### Passage given
Feast of Saint James, Apostle
July 25, 2020

Today, in God’s Lavish Mercy, we pray with Psalm 126, one of fifteen Psalms of Ascent, which meant it would be sung in gratitude when “ascending” for prayer.
You may enjoy listening to the Psalm read accompanied by music.
Psalm 126 – Milken Archive, Jewish Choral Art in America.
Psalm 126 is popular and immediately recognizable to Jews and Christians. Thought to be written by either Ezra or the prophets at the return from the Babylonian Captivity, the psalm celebrates restoration while remembering the lessons of exile.
Israel is overwhelmed with gratitude at their deliverance, barely able to comprehend God’s goodness.
When the LORD brought back the captives of Zion,
we were like men dreaming.
Then our mouth was filled with laughter,
and our tongue with rejoicing.
Have you ever had a feeling like that, perhaps when you’ve gotten to the other side of a really rough patch in your life? Feeling like we’ve come through a dream – maybe a bad one – we can’t even find the words to thank God for helping us. We might simply laugh or cry for joy.
Psalm 126 reminds us not to let that tumultuous gratitude dissipate. The repetition of the psalm inscribes that gratitude on our hearts, transforming it to renewed hope and trust in God. As Catherine McAuley reminds us, life is a series of joys and sorrows. Both cycles can deepen our faith when we receive them in union with God.
This is your life,
Letter to Francis Warde – May 28, 1841
joys and sorrow mingled,
one succeeding the other.

### Your tasks
#1 According to the reflection on Psalm 126, who is thought to have written the psalm?
#2 Please copy the records verbatim, from their very first line through the line containing "type-filter-icon[interactable]: T: [1206, 48, 1222, 64]", with both ends included.

### Input rows

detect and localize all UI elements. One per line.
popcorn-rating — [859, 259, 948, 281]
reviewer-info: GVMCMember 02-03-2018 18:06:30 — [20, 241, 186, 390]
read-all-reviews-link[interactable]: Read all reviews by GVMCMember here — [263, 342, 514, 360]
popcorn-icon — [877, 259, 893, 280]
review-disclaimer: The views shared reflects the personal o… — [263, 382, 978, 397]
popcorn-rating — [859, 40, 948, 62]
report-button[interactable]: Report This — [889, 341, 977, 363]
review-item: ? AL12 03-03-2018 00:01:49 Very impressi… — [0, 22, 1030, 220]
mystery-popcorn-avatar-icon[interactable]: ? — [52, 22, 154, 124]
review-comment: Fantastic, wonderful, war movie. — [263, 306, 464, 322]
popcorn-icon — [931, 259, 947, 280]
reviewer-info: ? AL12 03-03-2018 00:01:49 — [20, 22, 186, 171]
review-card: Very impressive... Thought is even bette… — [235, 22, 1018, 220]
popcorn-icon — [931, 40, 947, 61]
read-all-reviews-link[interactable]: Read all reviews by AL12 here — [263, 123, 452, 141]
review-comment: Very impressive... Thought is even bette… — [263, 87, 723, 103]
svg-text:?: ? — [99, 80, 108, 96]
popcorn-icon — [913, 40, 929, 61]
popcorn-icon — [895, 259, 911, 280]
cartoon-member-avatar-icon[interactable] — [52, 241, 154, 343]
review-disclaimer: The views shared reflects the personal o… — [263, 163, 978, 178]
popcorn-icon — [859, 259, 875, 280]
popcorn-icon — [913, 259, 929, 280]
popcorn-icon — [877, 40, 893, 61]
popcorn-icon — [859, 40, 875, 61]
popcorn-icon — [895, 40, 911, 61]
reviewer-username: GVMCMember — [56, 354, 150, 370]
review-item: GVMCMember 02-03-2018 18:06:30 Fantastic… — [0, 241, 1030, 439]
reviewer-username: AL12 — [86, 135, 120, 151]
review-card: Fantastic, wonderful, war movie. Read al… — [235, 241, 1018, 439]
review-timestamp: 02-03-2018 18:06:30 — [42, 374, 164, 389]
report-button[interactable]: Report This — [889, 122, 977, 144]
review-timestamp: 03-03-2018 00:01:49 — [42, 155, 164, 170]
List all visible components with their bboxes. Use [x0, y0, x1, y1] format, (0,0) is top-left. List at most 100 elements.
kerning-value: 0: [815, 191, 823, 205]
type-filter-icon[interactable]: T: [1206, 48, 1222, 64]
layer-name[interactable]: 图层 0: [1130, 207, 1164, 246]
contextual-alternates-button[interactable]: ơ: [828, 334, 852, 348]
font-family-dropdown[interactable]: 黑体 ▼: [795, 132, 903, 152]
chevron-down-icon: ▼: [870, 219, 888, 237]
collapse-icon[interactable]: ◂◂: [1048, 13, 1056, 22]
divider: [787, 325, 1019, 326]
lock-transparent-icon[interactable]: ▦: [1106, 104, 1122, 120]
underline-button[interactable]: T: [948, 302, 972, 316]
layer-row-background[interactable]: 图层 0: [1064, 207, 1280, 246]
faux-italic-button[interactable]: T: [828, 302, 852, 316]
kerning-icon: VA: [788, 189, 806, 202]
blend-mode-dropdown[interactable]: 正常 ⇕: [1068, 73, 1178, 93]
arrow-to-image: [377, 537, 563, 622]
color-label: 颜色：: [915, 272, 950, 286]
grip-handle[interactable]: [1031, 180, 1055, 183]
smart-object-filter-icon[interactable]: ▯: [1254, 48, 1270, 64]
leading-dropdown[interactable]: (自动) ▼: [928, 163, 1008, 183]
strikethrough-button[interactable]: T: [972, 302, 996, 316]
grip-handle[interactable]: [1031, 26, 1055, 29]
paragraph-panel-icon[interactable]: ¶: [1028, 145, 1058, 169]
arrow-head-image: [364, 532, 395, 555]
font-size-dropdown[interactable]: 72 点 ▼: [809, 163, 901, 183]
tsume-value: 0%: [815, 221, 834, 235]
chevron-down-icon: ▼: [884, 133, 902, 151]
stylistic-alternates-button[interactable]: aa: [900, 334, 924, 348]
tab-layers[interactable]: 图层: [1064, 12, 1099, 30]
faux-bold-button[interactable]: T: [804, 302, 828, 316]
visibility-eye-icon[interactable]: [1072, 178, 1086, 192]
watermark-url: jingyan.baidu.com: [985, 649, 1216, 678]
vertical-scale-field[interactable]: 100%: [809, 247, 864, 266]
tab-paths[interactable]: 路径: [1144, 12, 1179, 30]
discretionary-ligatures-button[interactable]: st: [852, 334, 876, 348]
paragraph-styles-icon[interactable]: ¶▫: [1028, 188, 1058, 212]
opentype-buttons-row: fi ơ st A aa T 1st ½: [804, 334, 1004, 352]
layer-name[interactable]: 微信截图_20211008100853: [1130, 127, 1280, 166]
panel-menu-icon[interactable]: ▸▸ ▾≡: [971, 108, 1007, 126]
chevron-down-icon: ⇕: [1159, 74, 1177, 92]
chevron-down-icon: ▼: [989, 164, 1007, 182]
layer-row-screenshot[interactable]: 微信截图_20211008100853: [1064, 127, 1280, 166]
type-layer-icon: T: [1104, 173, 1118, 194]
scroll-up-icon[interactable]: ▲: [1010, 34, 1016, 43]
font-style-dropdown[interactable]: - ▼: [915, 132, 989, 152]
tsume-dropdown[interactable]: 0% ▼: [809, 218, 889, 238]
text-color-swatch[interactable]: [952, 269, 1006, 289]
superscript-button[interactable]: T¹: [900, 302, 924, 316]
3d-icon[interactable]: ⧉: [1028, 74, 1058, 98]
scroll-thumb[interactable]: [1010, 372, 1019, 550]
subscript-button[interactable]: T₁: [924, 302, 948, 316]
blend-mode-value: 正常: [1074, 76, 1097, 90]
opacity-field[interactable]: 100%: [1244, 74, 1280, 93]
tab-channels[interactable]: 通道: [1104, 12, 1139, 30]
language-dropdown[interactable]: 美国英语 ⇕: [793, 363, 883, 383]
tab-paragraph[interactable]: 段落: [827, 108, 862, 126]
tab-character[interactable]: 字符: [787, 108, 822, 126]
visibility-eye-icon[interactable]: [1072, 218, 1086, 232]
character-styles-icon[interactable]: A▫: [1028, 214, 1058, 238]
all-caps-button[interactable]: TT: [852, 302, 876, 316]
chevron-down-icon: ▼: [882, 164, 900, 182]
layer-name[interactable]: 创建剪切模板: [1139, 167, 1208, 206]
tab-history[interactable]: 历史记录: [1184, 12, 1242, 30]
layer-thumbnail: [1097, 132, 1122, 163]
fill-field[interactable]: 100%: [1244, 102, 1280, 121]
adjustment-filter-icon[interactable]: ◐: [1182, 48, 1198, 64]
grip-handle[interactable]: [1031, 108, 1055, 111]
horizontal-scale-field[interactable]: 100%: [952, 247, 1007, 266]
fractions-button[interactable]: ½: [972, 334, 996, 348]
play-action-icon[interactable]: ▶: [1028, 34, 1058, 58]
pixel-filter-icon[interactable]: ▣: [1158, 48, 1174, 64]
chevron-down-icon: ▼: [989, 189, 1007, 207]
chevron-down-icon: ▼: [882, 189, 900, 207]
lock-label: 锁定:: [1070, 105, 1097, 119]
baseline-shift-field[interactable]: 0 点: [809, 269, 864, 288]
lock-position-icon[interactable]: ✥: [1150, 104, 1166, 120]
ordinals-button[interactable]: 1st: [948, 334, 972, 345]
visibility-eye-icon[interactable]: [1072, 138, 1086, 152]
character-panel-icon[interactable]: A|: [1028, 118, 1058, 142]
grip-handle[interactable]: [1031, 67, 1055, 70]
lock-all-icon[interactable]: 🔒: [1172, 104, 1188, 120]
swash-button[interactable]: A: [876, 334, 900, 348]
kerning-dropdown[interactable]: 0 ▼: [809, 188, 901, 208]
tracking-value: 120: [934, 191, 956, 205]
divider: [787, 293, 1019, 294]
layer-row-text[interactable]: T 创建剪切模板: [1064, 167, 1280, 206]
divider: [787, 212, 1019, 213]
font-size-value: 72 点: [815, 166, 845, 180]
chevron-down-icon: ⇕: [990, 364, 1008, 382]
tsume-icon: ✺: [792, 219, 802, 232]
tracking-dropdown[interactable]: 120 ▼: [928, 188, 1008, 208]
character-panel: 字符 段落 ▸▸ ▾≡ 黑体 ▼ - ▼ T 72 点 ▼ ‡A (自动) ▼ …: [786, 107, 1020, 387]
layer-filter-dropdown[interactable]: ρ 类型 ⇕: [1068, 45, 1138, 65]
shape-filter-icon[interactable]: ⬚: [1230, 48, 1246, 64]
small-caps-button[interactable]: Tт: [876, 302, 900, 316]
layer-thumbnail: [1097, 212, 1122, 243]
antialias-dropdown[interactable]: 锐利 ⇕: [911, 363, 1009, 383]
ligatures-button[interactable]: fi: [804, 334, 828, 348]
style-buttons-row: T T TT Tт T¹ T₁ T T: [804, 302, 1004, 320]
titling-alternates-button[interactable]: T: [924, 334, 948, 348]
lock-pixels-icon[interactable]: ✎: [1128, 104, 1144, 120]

### Answer set
#1 Either Ezra or the prophets at the return from the Babylonian Captivity.

#2
detect and localize all UI elements. One per line.
popcorn-rating — [859, 259, 948, 281]
reviewer-info: GVMCMember 02-03-2018 18:06:30 — [20, 241, 186, 390]
read-all-reviews-link[interactable]: Read all reviews by GVMCMember here — [263, 342, 514, 360]
popcorn-icon — [877, 259, 893, 280]
review-disclaimer: The views shared reflects the personal o… — [263, 382, 978, 397]
popcorn-rating — [859, 40, 948, 62]
report-button[interactable]: Report This — [889, 341, 977, 363]
review-item: ? AL12 03-03-2018 00:01:49 Very impressi… — [0, 22, 1030, 220]
mystery-popcorn-avatar-icon[interactable]: ? — [52, 22, 154, 124]
review-comment: Fantastic, wonderful, war movie. — [263, 306, 464, 322]
popcorn-icon — [931, 259, 947, 280]
reviewer-info: ? AL12 03-03-2018 00:01:49 — [20, 22, 186, 171]
review-card: Very impressive... Thought is even bette… — [235, 22, 1018, 220]
popcorn-icon — [931, 40, 947, 61]
read-all-reviews-link[interactable]: Read all reviews by AL12 here — [263, 123, 452, 141]
review-comment: Very impressive... Thought is even bette… — [263, 87, 723, 103]
svg-text:?: ? — [99, 80, 108, 96]
popcorn-icon — [913, 40, 929, 61]
popcorn-icon — [895, 259, 911, 280]
cartoon-member-avatar-icon[interactable] — [52, 241, 154, 343]
review-disclaimer: The views shared reflects the personal o… — [263, 163, 978, 178]
popcorn-icon — [859, 259, 875, 280]
popcorn-icon — [913, 259, 929, 280]
popcorn-icon — [877, 40, 893, 61]
popcorn-icon — [859, 40, 875, 61]
popcorn-icon — [895, 40, 911, 61]
reviewer-username: GVMCMember — [56, 354, 150, 370]
review-item: GVMCMember 02-03-2018 18:06:30 Fantastic… — [0, 241, 1030, 439]
reviewer-username: AL12 — [86, 135, 120, 151]
review-card: Fantastic, wonderful, war movie. Read al… — [235, 241, 1018, 439]
review-timestamp: 02-03-2018 18:06:30 — [42, 374, 164, 389]
report-button[interactable]: Report This — [889, 122, 977, 144]
review-timestamp: 03-03-2018 00:01:49 — [42, 155, 164, 170]
List all visible components with their bboxes. Use [x0, y0, x1, y1] format, (0,0) is top-left. List at most 100 elements.
kerning-value: 0: [815, 191, 823, 205]
type-filter-icon[interactable]: T: [1206, 48, 1222, 64]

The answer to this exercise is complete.